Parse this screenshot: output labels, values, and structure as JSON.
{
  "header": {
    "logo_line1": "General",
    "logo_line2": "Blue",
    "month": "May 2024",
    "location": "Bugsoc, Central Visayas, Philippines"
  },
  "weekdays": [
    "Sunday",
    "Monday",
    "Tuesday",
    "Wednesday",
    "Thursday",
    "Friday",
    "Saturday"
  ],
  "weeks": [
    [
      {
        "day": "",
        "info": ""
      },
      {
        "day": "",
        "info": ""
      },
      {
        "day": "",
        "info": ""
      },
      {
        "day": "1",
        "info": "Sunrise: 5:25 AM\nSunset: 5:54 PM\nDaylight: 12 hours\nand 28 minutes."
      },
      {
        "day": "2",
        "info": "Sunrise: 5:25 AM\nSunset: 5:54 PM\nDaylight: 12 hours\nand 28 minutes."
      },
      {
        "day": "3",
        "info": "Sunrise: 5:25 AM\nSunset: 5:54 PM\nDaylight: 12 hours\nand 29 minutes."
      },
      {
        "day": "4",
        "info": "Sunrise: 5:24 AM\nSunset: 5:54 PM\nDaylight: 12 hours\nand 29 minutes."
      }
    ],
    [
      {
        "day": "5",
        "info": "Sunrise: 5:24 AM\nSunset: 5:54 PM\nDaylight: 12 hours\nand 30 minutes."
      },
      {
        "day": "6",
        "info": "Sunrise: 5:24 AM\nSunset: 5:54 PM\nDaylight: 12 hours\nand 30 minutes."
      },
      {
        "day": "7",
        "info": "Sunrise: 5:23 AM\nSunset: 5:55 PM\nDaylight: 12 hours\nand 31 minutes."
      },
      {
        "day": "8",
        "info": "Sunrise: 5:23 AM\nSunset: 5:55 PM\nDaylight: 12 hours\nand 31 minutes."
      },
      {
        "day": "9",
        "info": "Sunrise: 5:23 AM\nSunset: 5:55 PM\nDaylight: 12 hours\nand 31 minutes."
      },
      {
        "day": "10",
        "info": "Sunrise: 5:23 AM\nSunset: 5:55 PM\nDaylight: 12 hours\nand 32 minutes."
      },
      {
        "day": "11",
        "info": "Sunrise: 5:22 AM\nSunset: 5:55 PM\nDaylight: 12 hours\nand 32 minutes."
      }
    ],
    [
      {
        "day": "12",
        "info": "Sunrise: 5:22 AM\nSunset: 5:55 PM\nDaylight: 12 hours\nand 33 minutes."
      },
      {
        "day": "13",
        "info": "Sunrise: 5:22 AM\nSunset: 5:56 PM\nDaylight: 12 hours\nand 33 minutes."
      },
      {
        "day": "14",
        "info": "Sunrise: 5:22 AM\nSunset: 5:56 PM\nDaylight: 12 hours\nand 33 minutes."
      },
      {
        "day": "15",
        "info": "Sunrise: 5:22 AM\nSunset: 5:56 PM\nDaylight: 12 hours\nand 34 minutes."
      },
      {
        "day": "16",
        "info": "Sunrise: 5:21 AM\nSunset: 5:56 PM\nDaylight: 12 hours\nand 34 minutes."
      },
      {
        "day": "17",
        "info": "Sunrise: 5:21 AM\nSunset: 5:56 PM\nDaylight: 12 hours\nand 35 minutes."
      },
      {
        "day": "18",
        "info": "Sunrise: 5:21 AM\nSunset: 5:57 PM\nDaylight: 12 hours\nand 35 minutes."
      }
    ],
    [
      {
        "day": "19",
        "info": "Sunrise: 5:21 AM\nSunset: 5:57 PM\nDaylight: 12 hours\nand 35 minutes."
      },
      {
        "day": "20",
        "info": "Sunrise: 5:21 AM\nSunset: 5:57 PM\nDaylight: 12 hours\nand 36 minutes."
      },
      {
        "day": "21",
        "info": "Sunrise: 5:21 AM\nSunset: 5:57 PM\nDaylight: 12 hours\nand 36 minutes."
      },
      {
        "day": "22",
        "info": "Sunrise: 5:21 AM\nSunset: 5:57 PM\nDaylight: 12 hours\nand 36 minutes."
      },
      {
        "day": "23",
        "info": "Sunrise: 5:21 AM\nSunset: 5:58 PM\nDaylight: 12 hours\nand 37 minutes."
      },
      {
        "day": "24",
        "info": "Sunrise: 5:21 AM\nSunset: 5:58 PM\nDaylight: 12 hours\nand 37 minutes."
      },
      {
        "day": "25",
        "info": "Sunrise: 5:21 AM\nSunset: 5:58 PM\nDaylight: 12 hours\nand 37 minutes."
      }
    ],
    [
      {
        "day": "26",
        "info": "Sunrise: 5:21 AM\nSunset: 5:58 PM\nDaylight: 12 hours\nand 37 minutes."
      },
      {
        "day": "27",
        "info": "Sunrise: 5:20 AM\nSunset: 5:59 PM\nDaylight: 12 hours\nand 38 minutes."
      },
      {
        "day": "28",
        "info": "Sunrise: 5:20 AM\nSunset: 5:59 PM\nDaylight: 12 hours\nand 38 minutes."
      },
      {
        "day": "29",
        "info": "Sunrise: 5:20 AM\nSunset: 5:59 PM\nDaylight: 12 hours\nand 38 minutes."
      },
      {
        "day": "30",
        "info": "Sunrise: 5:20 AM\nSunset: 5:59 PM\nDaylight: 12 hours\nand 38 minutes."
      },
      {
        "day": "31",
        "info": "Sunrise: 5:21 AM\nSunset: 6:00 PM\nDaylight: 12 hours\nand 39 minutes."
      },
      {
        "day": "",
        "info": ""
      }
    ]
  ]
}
......
▶ _EXERCISE BRIEF_
Write out every record, exactly as written.

▶ _RESPONSE TO THIS EXERCISE_
Parse this screenshot: output labels, values, and structure as JSON.
{
  "header": {
    "logo_line1": "General",
    "logo_line2": "Blue",
    "month": "May 2024",
    "location": "Bugsoc, Central Visayas, Philippines"
  },
  "weekdays": [
    "Sunday",
    "Monday",
    "Tuesday",
    "Wednesday",
    "Thursday",
    "Friday",
    "Saturday"
  ],
  "weeks": [
    [
      {
        "day": "",
        "info": ""
      },
      {
        "day": "",
        "info": ""
      },
      {
        "day": "",
        "info": ""
      },
      {
        "day": "1",
        "info": "Sunrise: 5:25 AM\nSunset: 5:54 PM\nDaylight: 12 hours\nand 28 minutes."
      },
      {
        "day": "2",
        "info": "Sunrise: 5:25 AM\nSunset: 5:54 PM\nDaylight: 12 hours\nand 28 minutes."
      },
      {
        "day": "3",
        "info": "Sunrise: 5:25 AM\nSunset: 5:54 PM\nDaylight: 12 hours\nand 29 minutes."
      },
      {
        "day": "4",
        "info": "Sunrise: 5:24 AM\nSunset: 5:54 PM\nDaylight: 12 hours\nand 29 minutes."
      }
    ],
    [
      {
        "day": "5",
        "info": "Sunrise: 5:24 AM\nSunset: 5:54 PM\nDaylight: 12 hours\nand 30 minutes."
      },
      {
        "day": "6",
        "info": "Sunrise: 5:24 AM\nSunset: 5:54 PM\nDaylight: 12 hours\nand 30 minutes."
      },
      {
        "day": "7",
        "info": "Sunrise: 5:23 AM\nSunset: 5:55 PM\nDaylight: 12 hours\nand 31 minutes."
      },
      {
        "day": "8",
        "info": "Sunrise: 5:23 AM\nSunset: 5:55 PM\nDaylight: 12 hours\nand 31 minutes."
      },
      {
        "day": "9",
        "info": "Sunrise: 5:23 AM\nSunset: 5:55 PM\nDaylight: 12 hours\nand 31 minutes."
      },
      {
        "day": "10",
        "info": "Sunrise: 5:23 AM\nSunset: 5:55 PM\nDaylight: 12 hours\nand 32 minutes."
      },
      {
        "day": "11",
        "info": "Sunrise: 5:22 AM\nSunset: 5:55 PM\nDaylight: 12 hours\nand 32 minutes."
      }
    ],
    [
      {
        "day": "12",
        "info": "Sunrise: 5:22 AM\nSunset: 5:55 PM\nDaylight: 12 hours\nand 33 minutes."
      },
      {
        "day": "13",
        "info": "Sunrise: 5:22 AM\nSunset: 5:56 PM\nDaylight: 12 hours\nand 33 minutes."
      },
      {
        "day": "14",
        "info": "Sunrise: 5:22 AM\nSunset: 5:56 PM\nDaylight: 12 hours\nand 33 minutes."
      },
      {
        "day": "15",
        "info": "Sunrise: 5:22 AM\nSunset: 5:56 PM\nDaylight: 12 hours\nand 34 minutes."
      },
      {
        "day": "16",
        "info": "Sunrise: 5:21 AM\nSunset: 5:56 PM\nDaylight: 12 hours\nand 34 minutes."
      },
      {
        "day": "17",
        "info": "Sunrise: 5:21 AM\nSunset: 5:56 PM\nDaylight: 12 hours\nand 35 minutes."
      },
      {
        "day": "18",
        "info": "Sunrise: 5:21 AM\nSunset: 5:57 PM\nDaylight: 12 hours\nand 35 minutes."
      }
    ],
    [
      {
        "day": "19",
        "info": "Sunrise: 5:21 AM\nSunset: 5:57 PM\nDaylight: 12 hours\nand 35 minutes."
      },
      {
        "day": "20",
        "info": "Sunrise: 5:21 AM\nSunset: 5:57 PM\nDaylight: 12 hours\nand 36 minutes."
      },
      {
        "day": "21",
        "info": "Sunrise: 5:21 AM\nSunset: 5:57 PM\nDaylight: 12 hours\nand 36 minutes."
      },
      {
        "day": "22",
        "info": "Sunrise: 5:21 AM\nSunset: 5:57 PM\nDaylight: 12 hours\nand 36 minutes."
      },
      {
        "day": "23",
        "info": "Sunrise: 5:21 AM\nSunset: 5:58 PM\nDaylight: 12 hours\nand 37 minutes."
      },
      {
        "day": "24",
        "info": "Sunrise: 5:21 AM\nSunset: 5:58 PM\nDaylight: 12 hours\nand 37 minutes."
      },
      {
        "day": "25",
        "info": "Sunrise: 5:21 AM\nSunset: 5:58 PM\nDaylight: 12 hours\nand 37 minutes."
      }
    ],
    [
      {
        "day": "26",
        "info": "Sunrise: 5:21 AM\nSunset: 5:58 PM\nDaylight: 12 hours\nand 37 minutes."
      },
      {
        "day": "27",
        "info": "Sunrise: 5:20 AM\nSunset: 5:59 PM\nDaylight: 12 hours\nand 38 minutes."
      },
      {
        "day": "28",
        "info": "Sunrise: 5:20 AM\nSunset: 5:59 PM\nDaylight: 12 hours\nand 38 minutes."
      },
      {
        "day": "29",
        "info": "Sunrise: 5:20 AM\nSunset: 5:59 PM\nDaylight: 12 hours\nand 38 minutes."
      },
      {
        "day": "30",
        "info": "Sunrise: 5:20 AM\nSunset: 5:59 PM\nDaylight: 12 hours\nand 38 minutes."
      },
      {
        "day": "31",
        "info": "Sunrise: 5:21 AM\nSunset: 6:00 PM\nDaylight: 12 hours\nand 39 minutes."
      },
      {
        "day": "",
        "info": ""
      }
    ]
  ]
}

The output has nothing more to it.